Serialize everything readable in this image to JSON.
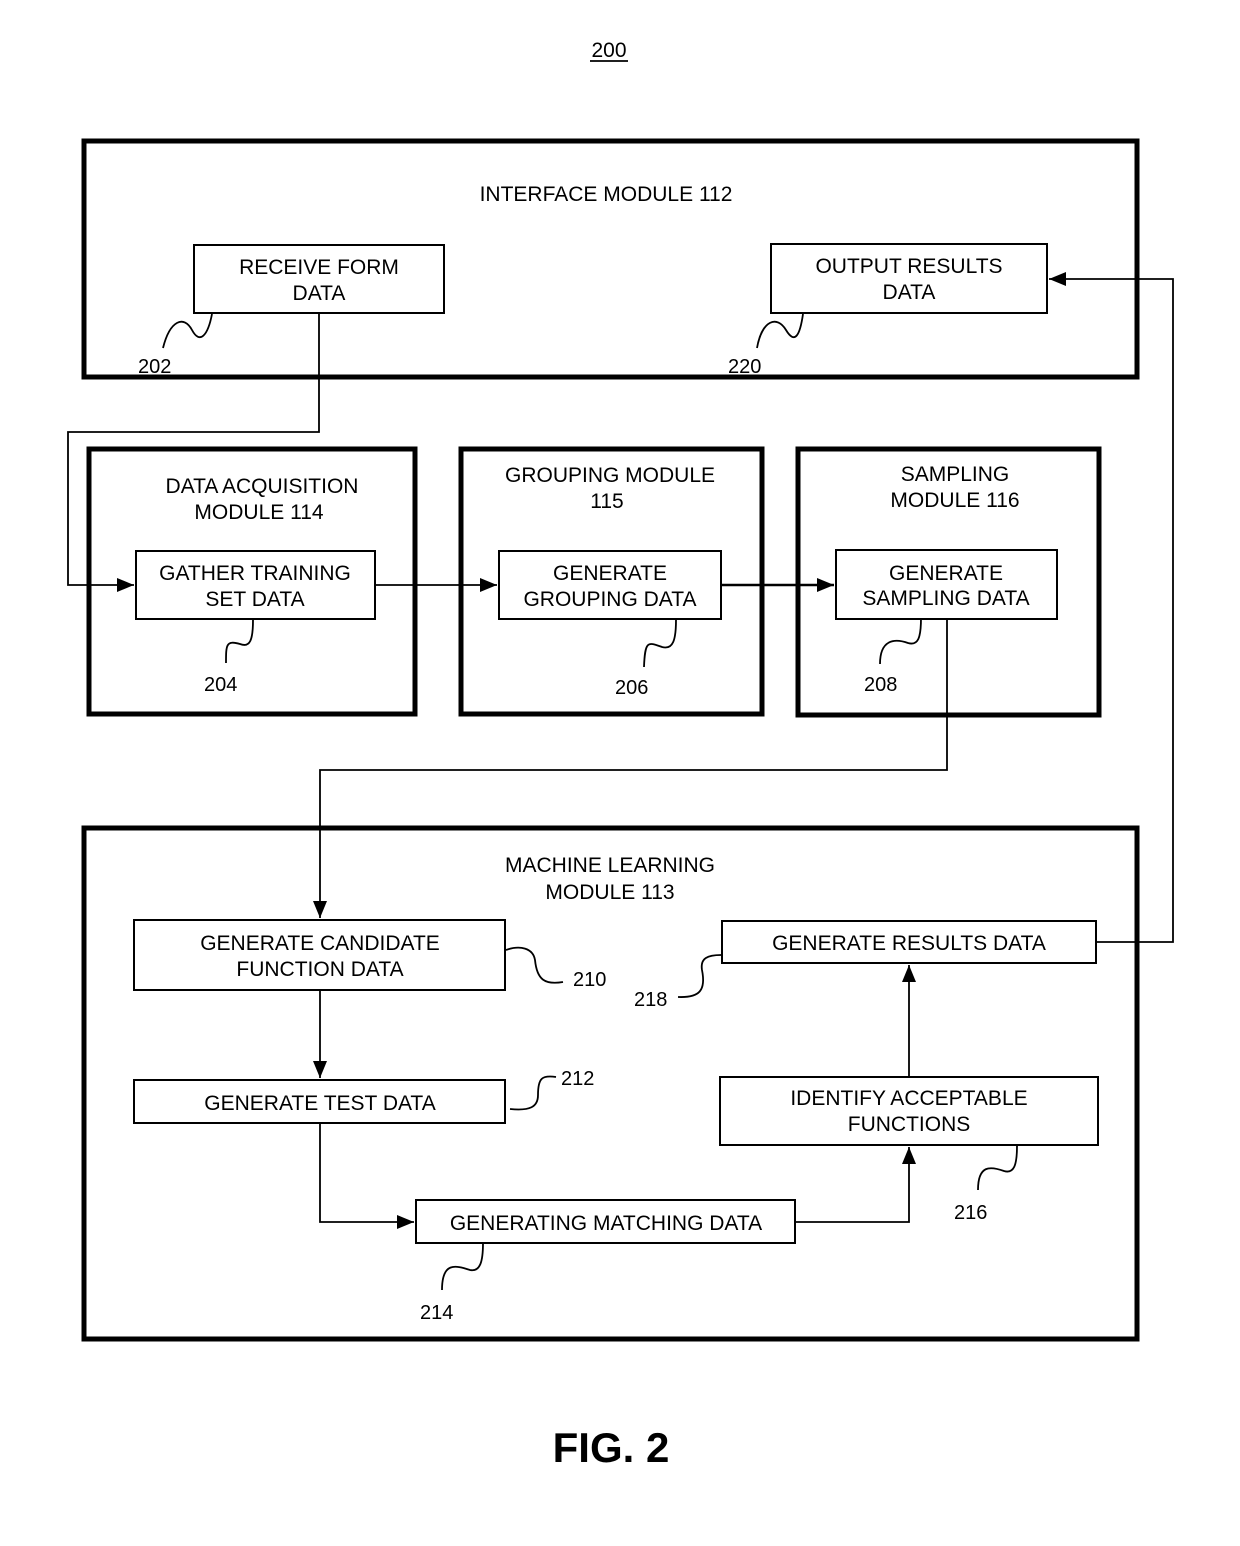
{
  "figure_number_top": "200",
  "caption": "FIG. 2",
  "modules": {
    "interface": {
      "title": [
        "INTERFACE MODULE 112"
      ]
    },
    "data_acquisition": {
      "title": [
        "DATA ACQUISITION",
        "MODULE 114"
      ]
    },
    "grouping": {
      "title": [
        "GROUPING MODULE",
        "115"
      ]
    },
    "sampling": {
      "title": [
        "SAMPLING",
        "MODULE 116"
      ]
    },
    "machine_learning": {
      "title": [
        "MACHINE LEARNING",
        "MODULE 113"
      ]
    }
  },
  "steps": {
    "s202": {
      "lines": [
        "RECEIVE FORM",
        "DATA"
      ],
      "ref": "202"
    },
    "s220": {
      "lines": [
        "OUTPUT RESULTS",
        "DATA"
      ],
      "ref": "220"
    },
    "s204": {
      "lines": [
        "GATHER TRAINING",
        "SET DATA"
      ],
      "ref": "204"
    },
    "s206": {
      "lines": [
        "GENERATE",
        "GROUPING DATA"
      ],
      "ref": "206"
    },
    "s208": {
      "lines": [
        "GENERATE",
        "SAMPLING DATA"
      ],
      "ref": "208"
    },
    "s210": {
      "lines": [
        "GENERATE CANDIDATE",
        "FUNCTION DATA"
      ],
      "ref": "210"
    },
    "s212": {
      "lines": [
        "GENERATE TEST DATA"
      ],
      "ref": "212"
    },
    "s214": {
      "lines": [
        "GENERATING MATCHING DATA"
      ],
      "ref": "214"
    },
    "s216": {
      "lines": [
        "IDENTIFY ACCEPTABLE",
        "FUNCTIONS"
      ],
      "ref": "216"
    },
    "s218": {
      "lines": [
        "GENERATE RESULTS DATA"
      ],
      "ref": "218"
    }
  },
  "flows": [
    {
      "from": "202",
      "to": "204"
    },
    {
      "from": "204",
      "to": "206"
    },
    {
      "from": "206",
      "to": "208"
    },
    {
      "from": "208",
      "to": "210"
    },
    {
      "from": "210",
      "to": "212"
    },
    {
      "from": "212",
      "to": "214"
    },
    {
      "from": "214",
      "to": "216"
    },
    {
      "from": "216",
      "to": "218"
    },
    {
      "from": "218",
      "to": "220"
    }
  ]
}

● WORK TO DO
Among these entries, how many lines include the string "GENERATE"? Reply with the number by itself.

● WRITTEN RESPONSE
5